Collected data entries
------------------------------------------------------------------------

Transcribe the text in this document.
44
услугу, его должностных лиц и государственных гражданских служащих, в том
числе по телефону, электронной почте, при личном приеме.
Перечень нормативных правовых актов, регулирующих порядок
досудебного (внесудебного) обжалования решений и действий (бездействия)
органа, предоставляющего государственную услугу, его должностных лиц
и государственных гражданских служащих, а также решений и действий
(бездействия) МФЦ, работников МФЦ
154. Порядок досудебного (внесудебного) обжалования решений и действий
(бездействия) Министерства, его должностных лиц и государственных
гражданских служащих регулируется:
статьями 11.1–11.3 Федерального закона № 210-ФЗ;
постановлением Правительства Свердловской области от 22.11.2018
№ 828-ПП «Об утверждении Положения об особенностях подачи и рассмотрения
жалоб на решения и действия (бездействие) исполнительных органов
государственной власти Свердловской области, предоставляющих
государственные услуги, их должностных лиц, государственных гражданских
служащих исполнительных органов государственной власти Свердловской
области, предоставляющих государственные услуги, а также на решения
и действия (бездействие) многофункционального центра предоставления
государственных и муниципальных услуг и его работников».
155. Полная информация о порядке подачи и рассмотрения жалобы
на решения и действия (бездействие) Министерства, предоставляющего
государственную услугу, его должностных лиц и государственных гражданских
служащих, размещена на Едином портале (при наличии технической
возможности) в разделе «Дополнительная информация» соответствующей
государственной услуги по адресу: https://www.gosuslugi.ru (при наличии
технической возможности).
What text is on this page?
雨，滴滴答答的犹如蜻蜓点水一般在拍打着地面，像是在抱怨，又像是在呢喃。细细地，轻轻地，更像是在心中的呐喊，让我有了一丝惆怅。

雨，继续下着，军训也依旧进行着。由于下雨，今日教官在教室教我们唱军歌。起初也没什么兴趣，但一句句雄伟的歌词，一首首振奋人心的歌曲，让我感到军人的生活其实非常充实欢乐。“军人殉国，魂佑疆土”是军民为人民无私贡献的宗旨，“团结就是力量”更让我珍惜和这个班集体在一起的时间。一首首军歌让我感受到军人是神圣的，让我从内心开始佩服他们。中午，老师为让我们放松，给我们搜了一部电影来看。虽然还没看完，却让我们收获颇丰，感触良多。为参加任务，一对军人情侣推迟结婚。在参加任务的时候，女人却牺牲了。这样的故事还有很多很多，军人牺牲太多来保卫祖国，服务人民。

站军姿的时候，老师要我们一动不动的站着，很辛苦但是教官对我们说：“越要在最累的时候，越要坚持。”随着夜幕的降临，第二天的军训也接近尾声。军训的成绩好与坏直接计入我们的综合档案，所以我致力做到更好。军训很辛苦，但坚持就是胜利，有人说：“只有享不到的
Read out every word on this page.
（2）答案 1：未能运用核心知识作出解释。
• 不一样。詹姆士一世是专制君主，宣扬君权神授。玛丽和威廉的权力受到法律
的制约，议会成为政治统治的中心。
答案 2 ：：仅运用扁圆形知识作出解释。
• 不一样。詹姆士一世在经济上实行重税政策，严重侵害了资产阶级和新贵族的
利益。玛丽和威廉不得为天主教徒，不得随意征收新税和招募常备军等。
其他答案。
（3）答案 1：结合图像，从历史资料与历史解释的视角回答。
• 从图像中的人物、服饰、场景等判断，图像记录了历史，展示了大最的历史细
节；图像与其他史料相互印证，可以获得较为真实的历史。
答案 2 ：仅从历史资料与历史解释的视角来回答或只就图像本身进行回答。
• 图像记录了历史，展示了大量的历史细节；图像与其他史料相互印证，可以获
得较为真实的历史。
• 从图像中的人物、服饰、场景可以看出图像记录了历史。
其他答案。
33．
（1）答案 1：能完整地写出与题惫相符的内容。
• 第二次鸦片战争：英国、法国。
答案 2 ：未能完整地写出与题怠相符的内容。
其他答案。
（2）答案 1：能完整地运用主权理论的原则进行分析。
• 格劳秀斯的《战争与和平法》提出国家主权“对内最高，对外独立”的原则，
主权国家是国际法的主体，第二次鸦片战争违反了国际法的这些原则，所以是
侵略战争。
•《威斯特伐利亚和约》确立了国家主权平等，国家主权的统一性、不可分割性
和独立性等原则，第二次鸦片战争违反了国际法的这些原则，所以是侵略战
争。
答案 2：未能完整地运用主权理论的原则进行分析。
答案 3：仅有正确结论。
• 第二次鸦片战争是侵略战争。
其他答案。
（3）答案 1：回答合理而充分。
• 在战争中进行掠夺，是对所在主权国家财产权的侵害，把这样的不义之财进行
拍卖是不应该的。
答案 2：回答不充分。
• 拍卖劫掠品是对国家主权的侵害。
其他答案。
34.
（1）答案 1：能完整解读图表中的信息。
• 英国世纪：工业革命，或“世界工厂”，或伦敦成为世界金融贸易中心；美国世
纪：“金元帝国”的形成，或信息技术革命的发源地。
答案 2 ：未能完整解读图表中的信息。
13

------------------------------------------------------------------------

Prompt
Copy out each line exactly as written.

Result of this exercise
Transcribe the text in this document.
44
услугу, его должностных лиц и государственных гражданских служащих, в том
числе по телефону, электронной почте, при личном приеме.
Перечень нормативных правовых актов, регулирующих порядок
досудебного (внесудебного) обжалования решений и действий (бездействия)
органа, предоставляющего государственную услугу, его должностных лиц
и государственных гражданских служащих, а также решений и действий
(бездействия) МФЦ, работников МФЦ
154. Порядок досудебного (внесудебного) обжалования решений и действий
(бездействия) Министерства, его должностных лиц и государственных
гражданских служащих регулируется:
статьями 11.1–11.3 Федерального закона № 210-ФЗ;
постановлением Правительства Свердловской области от 22.11.2018
№ 828-ПП «Об утверждении Положения об особенностях подачи и рассмотрения
жалоб на решения и действия (бездействие) исполнительных органов
государственной власти Свердловской области, предоставляющих
государственные услуги, их должностных лиц, государственных гражданских
служащих исполнительных органов государственной власти Свердловской
области, предоставляющих государственные услуги, а также на решения
и действия (бездействие) многофункционального центра предоставления
государственных и муниципальных услуг и его работников».
155. Полная информация о порядке подачи и рассмотрения жалобы
на решения и действия (бездействие) Министерства, предоставляющего
государственную услугу, его должностных лиц и государственных гражданских
служащих, размещена на Едином портале (при наличии технической
возможности) в разделе «Дополнительная информация» соответствующей
государственной услуги по адресу: https://www.gosuslugi.ru (при наличии
технической возможности).
What text is on this page?
雨，滴滴答答的犹如蜻蜓点水一般在拍打着地面，像是在抱怨，又像是在呢喃。细细地，轻轻地，更像是在心中的呐喊，让我有了一丝惆怅。

雨，继续下着，军训也依旧进行着。由于下雨，今日教官在教室教我们唱军歌。起初也没什么兴趣，但一句句雄伟的歌词，一首首振奋人心的歌曲，让我感到军人的生活其实非常充实欢乐。“军人殉国，魂佑疆土”是军民为人民无私贡献的宗旨，“团结就是力量”更让我珍惜和这个班集体在一起的时间。一首首军歌让我感受到军人是神圣的，让我从内心开始佩服他们。中午，老师为让我们放松，给我们搜了一部电影来看。虽然还没看完，却让我们收获颇丰，感触良多。为参加任务，一对军人情侣推迟结婚。在参加任务的时候，女人却牺牲了。这样的故事还有很多很多，军人牺牲太多来保卫祖国，服务人民。

站军姿的时候，老师要我们一动不动的站着，很辛苦但是教官对我们说：“越要在最累的时候，越要坚持。”随着夜幕的降临，第二天的军训也接近尾声。军训的成绩好与坏直接计入我们的综合档案，所以我致力做到更好。军训很辛苦，但坚持就是胜利，有人说：“只有享不到的
Read out every word on this page.
（2）答案 1：未能运用核心知识作出解释。
• 不一样。詹姆士一世是专制君主，宣扬君权神授。玛丽和威廉的权力受到法律
的制约，议会成为政治统治的中心。
答案 2 ：：仅运用扁圆形知识作出解释。
• 不一样。詹姆士一世在经济上实行重税政策，严重侵害了资产阶级和新贵族的
利益。玛丽和威廉不得为天主教徒，不得随意征收新税和招募常备军等。
其他答案。
（3）答案 1：结合图像，从历史资料与历史解释的视角回答。
• 从图像中的人物、服饰、场景等判断，图像记录了历史，展示了大最的历史细
节；图像与其他史料相互印证，可以获得较为真实的历史。
答案 2 ：仅从历史资料与历史解释的视角来回答或只就图像本身进行回答。
• 图像记录了历史，展示了大量的历史细节；图像与其他史料相互印证，可以获
得较为真实的历史。
• 从图像中的人物、服饰、场景可以看出图像记录了历史。
其他答案。
33．
（1）答案 1：能完整地写出与题惫相符的内容。
• 第二次鸦片战争：英国、法国。
答案 2 ：未能完整地写出与题怠相符的内容。
其他答案。
（2）答案 1：能完整地运用主权理论的原则进行分析。
• 格劳秀斯的《战争与和平法》提出国家主权“对内最高，对外独立”的原则，
主权国家是国际法的主体，第二次鸦片战争违反了国际法的这些原则，所以是
侵略战争。
•《威斯特伐利亚和约》确立了国家主权平等，国家主权的统一性、不可分割性
和独立性等原则，第二次鸦片战争违反了国际法的这些原则，所以是侵略战
争。
答案 2：未能完整地运用主权理论的原则进行分析。
答案 3：仅有正确结论。
• 第二次鸦片战争是侵略战争。
其他答案。
（3）答案 1：回答合理而充分。
• 在战争中进行掠夺，是对所在主权国家财产权的侵害，把这样的不义之财进行
拍卖是不应该的。
答案 2：回答不充分。
• 拍卖劫掠品是对国家主权的侵害。
其他答案。
34.
（1）答案 1：能完整解读图表中的信息。
• 英国世纪：工业革命，或“世界工厂”，或伦敦成为世界金融贸易中心；美国世
纪：“金元帝国”的形成，或信息技术革命的发源地。
答案 2 ：未能完整解读图表中的信息。
13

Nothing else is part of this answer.